<<<<
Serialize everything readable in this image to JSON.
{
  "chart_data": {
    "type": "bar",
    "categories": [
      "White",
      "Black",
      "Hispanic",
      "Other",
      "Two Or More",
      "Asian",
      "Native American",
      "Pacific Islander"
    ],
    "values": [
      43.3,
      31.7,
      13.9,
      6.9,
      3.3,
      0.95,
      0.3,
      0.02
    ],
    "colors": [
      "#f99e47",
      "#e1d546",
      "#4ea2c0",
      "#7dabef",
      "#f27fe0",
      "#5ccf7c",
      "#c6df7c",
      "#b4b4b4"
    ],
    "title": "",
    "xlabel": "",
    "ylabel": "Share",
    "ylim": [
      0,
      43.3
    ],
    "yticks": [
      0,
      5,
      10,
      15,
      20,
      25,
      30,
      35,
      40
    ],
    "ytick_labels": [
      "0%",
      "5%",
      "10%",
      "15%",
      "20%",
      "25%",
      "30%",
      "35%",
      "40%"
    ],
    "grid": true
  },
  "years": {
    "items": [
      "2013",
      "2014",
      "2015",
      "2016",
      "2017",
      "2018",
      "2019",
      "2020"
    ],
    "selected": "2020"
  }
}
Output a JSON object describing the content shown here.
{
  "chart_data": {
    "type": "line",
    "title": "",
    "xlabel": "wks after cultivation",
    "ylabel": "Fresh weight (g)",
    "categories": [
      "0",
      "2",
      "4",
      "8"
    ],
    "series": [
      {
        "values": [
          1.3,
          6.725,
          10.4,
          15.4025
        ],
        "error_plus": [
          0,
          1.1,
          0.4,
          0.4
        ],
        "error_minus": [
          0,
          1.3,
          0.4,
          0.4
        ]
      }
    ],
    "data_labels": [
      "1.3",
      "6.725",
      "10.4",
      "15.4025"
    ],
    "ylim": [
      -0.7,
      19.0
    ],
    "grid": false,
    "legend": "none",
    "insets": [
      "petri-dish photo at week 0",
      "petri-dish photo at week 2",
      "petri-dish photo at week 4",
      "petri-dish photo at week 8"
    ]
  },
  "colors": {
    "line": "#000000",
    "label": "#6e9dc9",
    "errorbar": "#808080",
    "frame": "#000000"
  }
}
>>>>
Directions for this task: Return each line of the data that contains the string "JSON".

The output:
Serialize everything readable in this image to JSON.
Output a JSON object describing the content shown here.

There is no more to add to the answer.